Please pull the passage from the Battlefield 2 freeze thread word for word, starting at "## rob821 (Jul" and ending at "(May 15, 2006)".

## start Supplied passage

# Battlefield 2 Freeze



## maracles (Apr 4, 2006)

Hi, 

I have just tried to play my version of Battlefield 2 several times and it all seems fine until the moment gamplay starts. For as soon as the screen for choosing weapons and starting point occurs the game freezes, not only that but the sounds and action in the background continue, also the score goes down. This is both online and offline. I cannot move the mouse on the screen,and the keyboard does nothing except alt-f4 and tabbing out of the game. 

I have installed the latest patch and was playing the game with the latest patch only this morning. As such I ahve no idea what it could be. I'd really like to avoid reinstalling because there are about a million patches to load to get to the new one lol!!

Cheers for anyhelp.

MAracles


----------



## colmaca (Jul 12, 2003)

did it run ok before? also what computer specs. do you have cpu, ram, video card ?

if you reinstall you only need one patch, the full 1.22 one. its about 390mb


----------



## enigmagic (May 2, 2006)

Wow, yeah same thing happened to me a few months ago. I don't know what the root of the problem was, but I'd messed around with my video settings before it started occuring. Reinstalling fixed it, though. The EA downloader is usually pretty fast for me, the 390mb 1.22 patch should go by quickly.


----------



## rob821 (Jul 19, 2004)

If you find that you can't move the cursor when you get to the start of a game, try restarting the game (probably have to re-boot the pc if its the same prob i had) and then go into options and controls and click "reset to defaults". This solved a similar prob I had, without having to reinstall!


----------



## Geezir (May 15, 2006)

Its a driver issue, I thought I had all the latest updates but a little programme from Symplisit called DRIVER MAGIC, found 16 updates needed. These drivers were ones iI was Unaware of, I downloaded, paid a few dollars and then let it do its stuff. I have benn clear for the last two months now. Battlefield used to freeze, lock out at the point of choosing the kit and joining the game. I also fitted a new power supply, as the old one was overheating, (not the cause for freeze) so make sure you are not overheating. Good luck guys.


----------



## sleedo (Aug 16, 2003)

## end Supplied passage
## start Supplied records

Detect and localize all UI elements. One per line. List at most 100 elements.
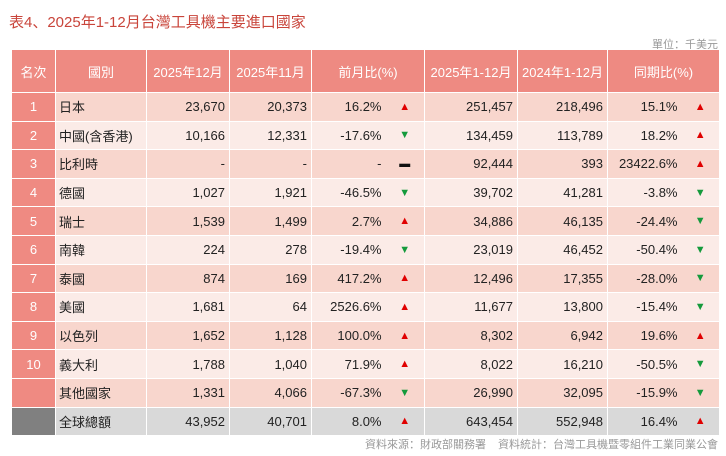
ytd-2025-cell: 92,444 xyxy=(424,149,518,179)
mom-arrow-icon: ▼ xyxy=(385,177,425,208)
rank-cell: 1 xyxy=(11,92,56,122)
yoy-arrow-icon: ▲ xyxy=(681,320,720,351)
ytd-2025-cell: 134,459 xyxy=(424,120,518,151)
country-cell: 比利時 xyxy=(55,149,147,179)
header-yoy: 同期比(%) xyxy=(607,49,720,93)
ytd-2024-cell: 46,452 xyxy=(517,234,608,265)
yoy-cell: -24.4% xyxy=(607,206,682,236)
country-cell: 泰國 xyxy=(55,263,147,294)
country-cell: 以色列 xyxy=(55,320,147,351)
ytd-2025-cell: 12,496 xyxy=(424,263,518,294)
nov-2025-cell: 40,701 xyxy=(229,406,312,437)
rank-cell: 4 xyxy=(11,177,56,208)
unit-label: 單位：千美元 xyxy=(652,39,718,51)
mom-cell: -67.3% xyxy=(311,377,386,408)
yoy-cell: 16.4% xyxy=(607,406,682,437)
nov-2025-cell: 1,128 xyxy=(229,320,312,351)
header-ytd-2024: 2024年1-12月 xyxy=(517,49,608,93)
mom-arrow-icon: ▲ xyxy=(385,92,425,122)
mom-arrow-icon: ▲ xyxy=(385,263,425,294)
ytd-2024-cell: 16,210 xyxy=(517,349,608,379)
country-cell: 中國(含香港) xyxy=(55,120,147,151)
dec-2025-cell: 1,539 xyxy=(146,206,230,236)
dec-2025-cell: 1,681 xyxy=(146,292,230,322)
table-row: 7 泰國 874 169 417.2% ▲ 12,496 17,355 -28.0% ▼ xyxy=(11,263,720,294)
table-row: 其他國家 1,331 4,066 -67.3% ▼ 26,990 32,095 -15.9% ▼ xyxy=(11,377,720,408)
yoy-arrow-icon: ▼ xyxy=(681,377,720,408)
yoy-arrow-icon: ▼ xyxy=(681,206,720,236)
mom-arrow-icon: ▲ xyxy=(385,406,425,437)
header-row: 名次 國別 2025年12月 2025年11月 前月比(%) 2025年1-12… xyxy=(11,49,720,93)
import-table: 名次 國別 2025年12月 2025年11月 前月比(%) 2025年1-12… xyxy=(11,49,720,437)
dec-2025-cell: - xyxy=(146,149,230,179)
table-title: 表4、2025年1-12月台灣工具機主要進口國家 xyxy=(9,14,306,31)
table-row: 1 日本 23,670 20,373 16.2% ▲ 251,457 218,496 15.1%… xyxy=(11,92,720,122)
rank-cell: 10 xyxy=(11,349,56,379)
country-cell: 南韓 xyxy=(55,234,147,265)
yoy-cell: -15.4% xyxy=(607,292,682,322)
mom-cell: 2.7% xyxy=(311,206,386,236)
dec-2025-cell: 224 xyxy=(146,234,230,265)
table-row: 9 以色列 1,652 1,128 100.0% ▲ 8,302 6,942 19.6% ▲ xyxy=(11,320,720,351)
nov-2025-cell: 1,040 xyxy=(229,349,312,379)
source-text: 資料來源：財政部關務署 xyxy=(365,439,486,451)
mom-cell: - xyxy=(311,149,386,179)
table-row: 4 德國 1,027 1,921 -46.5% ▼ 39,702 41,281 -3.8% ▼ xyxy=(11,177,720,208)
yoy-cell: -50.5% xyxy=(607,349,682,379)
stats-text: 資料統計：台灣工具機暨零組件工業同業公會 xyxy=(498,439,718,451)
ytd-2024-cell: 393 xyxy=(517,149,608,179)
yoy-arrow-icon: ▼ xyxy=(681,177,720,208)
mom-cell: -19.4% xyxy=(311,234,386,265)
country-cell: 義大利 xyxy=(55,349,147,379)
ytd-2024-cell: 218,496 xyxy=(517,92,608,122)
rank-cell: 9 xyxy=(11,320,56,351)
country-cell: 美國 xyxy=(55,292,147,322)
mom-cell: 8.0% xyxy=(311,406,386,437)
ytd-2025-cell: 23,019 xyxy=(424,234,518,265)
yoy-cell: -50.4% xyxy=(607,234,682,265)
yoy-cell: 18.2% xyxy=(607,120,682,151)
ytd-2024-cell: 46,135 xyxy=(517,206,608,236)
rank-cell: 8 xyxy=(11,292,56,322)
country-cell: 日本 xyxy=(55,92,147,122)
mom-arrow-icon: ▲ xyxy=(385,206,425,236)
header-ytd-2025: 2025年1-12月 xyxy=(424,49,518,93)
dec-2025-cell: 23,670 xyxy=(146,92,230,122)
source-note: 資料來源：財政部關務署 資料統計：台灣工具機暨零組件工業同業公會 xyxy=(353,436,718,452)
nov-2025-cell: 169 xyxy=(229,263,312,294)
ytd-2024-cell: 113,789 xyxy=(517,120,608,151)
country-cell: 全球總額 xyxy=(55,406,147,437)
nov-2025-cell: 4,066 xyxy=(229,377,312,408)
dec-2025-cell: 874 xyxy=(146,263,230,294)
mom-cell: -46.5% xyxy=(311,177,386,208)
nov-2025-cell: - xyxy=(229,149,312,179)
rank-cell: 6 xyxy=(11,234,56,265)
table-row: 6 南韓 224 278 -19.4% ▼ 23,019 46,452 -50.4% ▼ xyxy=(11,234,720,265)
header-dec-2025: 2025年12月 xyxy=(146,49,230,93)
ytd-2025-cell: 11,677 xyxy=(424,292,518,322)
yoy-arrow-icon: ▲ xyxy=(681,406,720,437)
country-cell: 其他國家 xyxy=(55,377,147,408)
mom-cell: 71.9% xyxy=(311,349,386,379)
rank-cell xyxy=(11,406,56,437)
mom-arrow-icon: ▲ xyxy=(385,292,425,322)
yoy-arrow-icon: ▼ xyxy=(681,349,720,379)
mom-arrow-icon: ▲ xyxy=(385,349,425,379)
yoy-cell: -15.9% xyxy=(607,377,682,408)
country-cell: 瑞士 xyxy=(55,206,147,236)
header-rank: 名次 xyxy=(11,49,56,93)
mom-arrow-icon: ▼ xyxy=(385,377,425,408)
yoy-arrow-icon: ▼ xyxy=(681,263,720,294)
ytd-2025-cell: 251,457 xyxy=(424,92,518,122)
ytd-2025-cell: 39,702 xyxy=(424,177,518,208)
ytd-2025-cell: 8,022 xyxy=(424,349,518,379)
mom-arrow-icon: ▼ xyxy=(385,234,425,265)
yoy-arrow-icon: ▼ xyxy=(681,292,720,322)
table-row: 10 義大利 1,788 1,040 71.9% ▲ 8,022 16,210 -50.5% ▼ xyxy=(11,349,720,379)
mom-cell: -17.6% xyxy=(311,120,386,151)
header-country: 國別 xyxy=(55,49,147,93)
ytd-2025-cell: 34,886 xyxy=(424,206,518,236)
rank-cell: 2 xyxy=(11,120,56,151)
dec-2025-cell: 10,166 xyxy=(146,120,230,151)
nov-2025-cell: 1,499 xyxy=(229,206,312,236)
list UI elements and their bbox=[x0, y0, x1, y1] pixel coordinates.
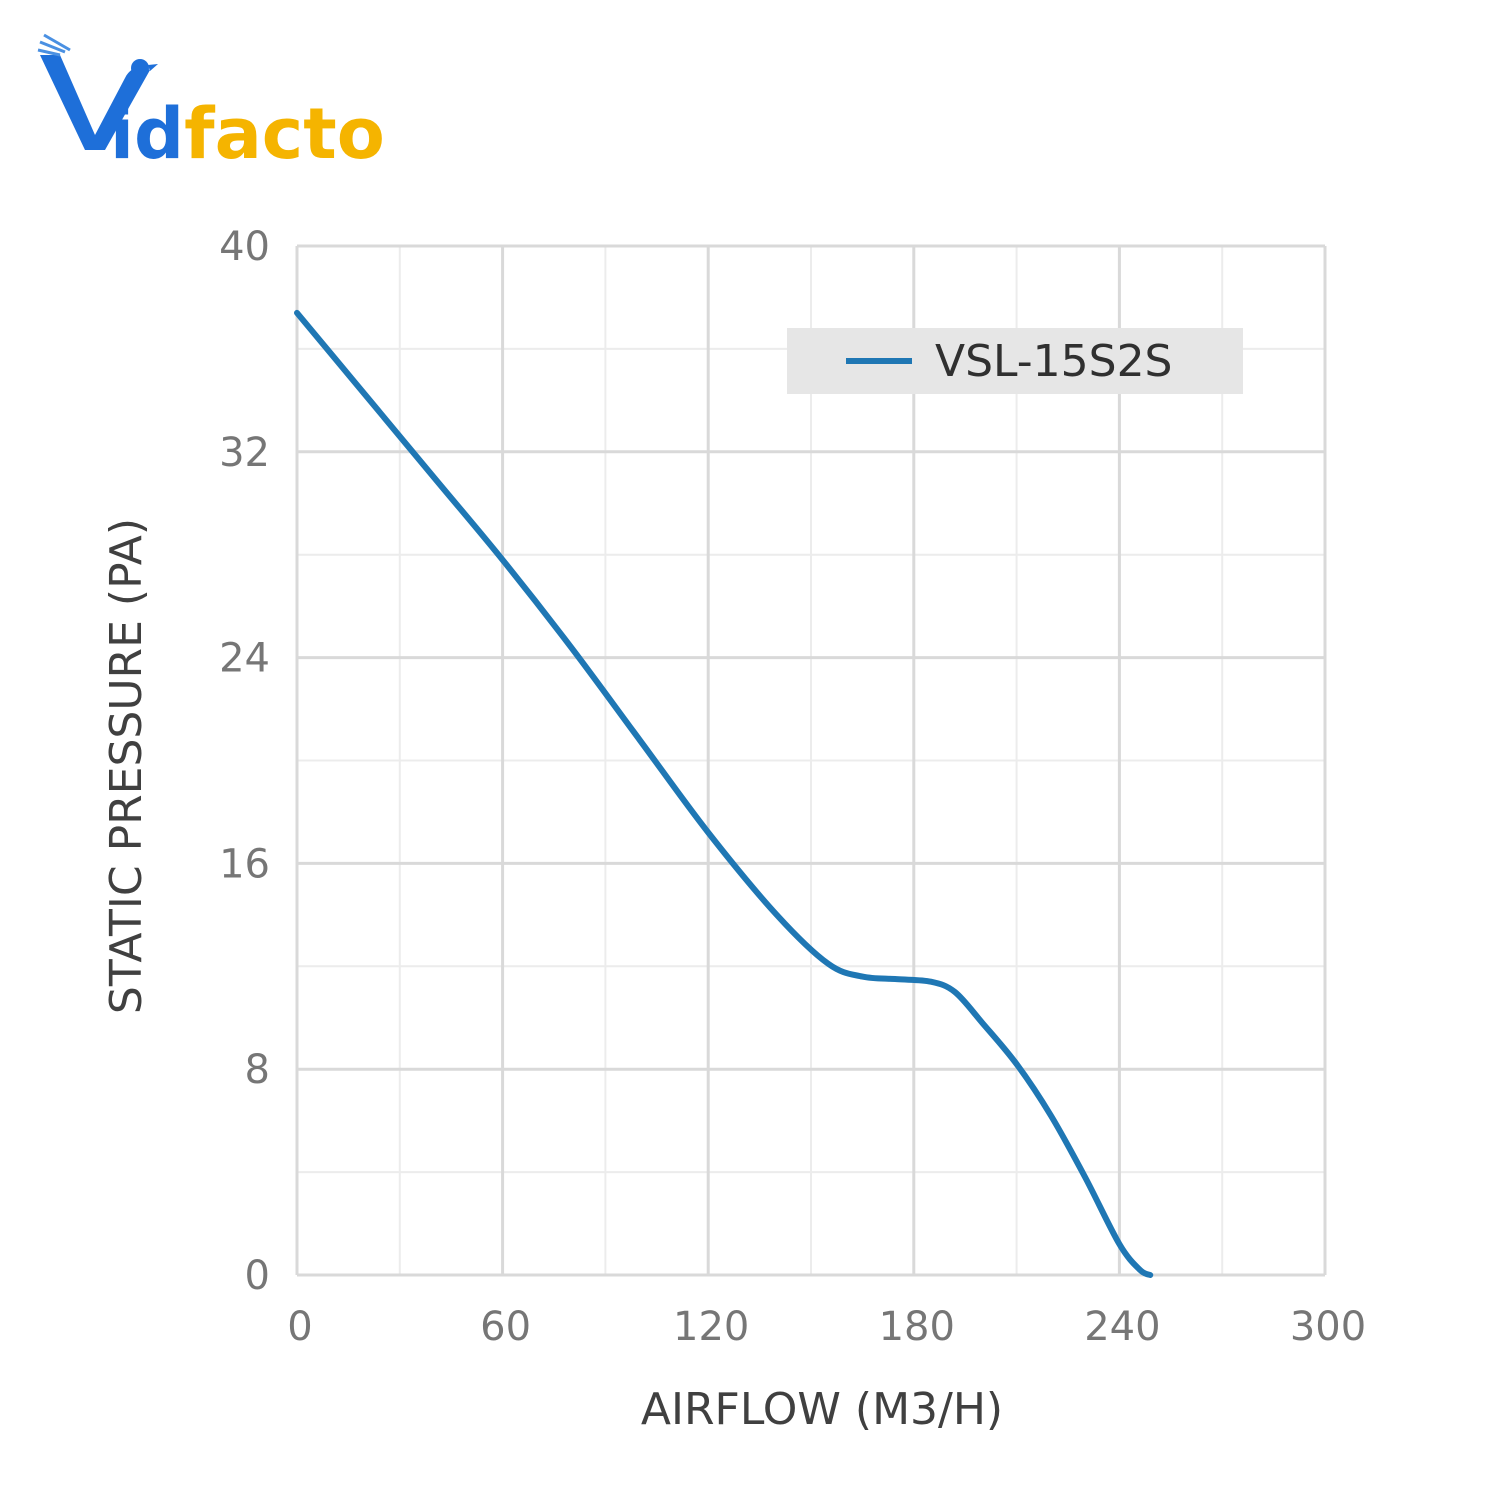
grid-minor bbox=[297, 246, 1325, 1275]
y-tick-label: 0 bbox=[245, 1253, 270, 1299]
legend-label: VSL-15S2S bbox=[935, 336, 1173, 387]
series-line bbox=[294, 309, 1154, 1278]
series-layer bbox=[294, 309, 1154, 1278]
y-axis-title: STATIC PRESSURE (PA) bbox=[101, 518, 152, 1014]
logo-text: idfactor bbox=[110, 93, 390, 170]
x-axis-ticks: 0 60 120 180 240 300 bbox=[287, 1304, 1366, 1350]
y-tick-label: 32 bbox=[219, 430, 270, 476]
y-tick-label: 16 bbox=[219, 841, 270, 887]
brand-logo: idfactor bbox=[37, 33, 390, 170]
y-axis-ticks: 0 8 16 24 32 40 bbox=[219, 224, 270, 1299]
grid-major bbox=[295, 244, 1327, 1277]
legend: VSL-15S2S bbox=[787, 328, 1243, 394]
x-tick-label: 120 bbox=[673, 1304, 749, 1350]
x-tick-label: 240 bbox=[1084, 1304, 1160, 1350]
x-tick-label: 180 bbox=[879, 1304, 955, 1350]
x-tick-label: 60 bbox=[480, 1304, 531, 1350]
x-axis-title: AIRFLOW (M3/H) bbox=[641, 1384, 1003, 1435]
y-tick-label: 24 bbox=[219, 636, 270, 682]
x-tick-label: 0 bbox=[287, 1304, 312, 1350]
bird-icon bbox=[37, 33, 158, 150]
x-tick-label: 300 bbox=[1290, 1304, 1366, 1350]
y-tick-label: 40 bbox=[219, 224, 270, 270]
y-tick-label: 8 bbox=[245, 1047, 270, 1093]
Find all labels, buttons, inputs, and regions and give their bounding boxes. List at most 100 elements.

## end Supplied records

The output -
## rob821 (Jul 19, 2004)

If you find that you can't move the cursor when you get to the start of a game, try restarting the game (probably have to re-boot the pc if its the same prob i had) and then go into options and controls and click "reset to defaults". This solved a similar prob I had, without having to reinstall!


----------



## Geezir (May 15, 2006)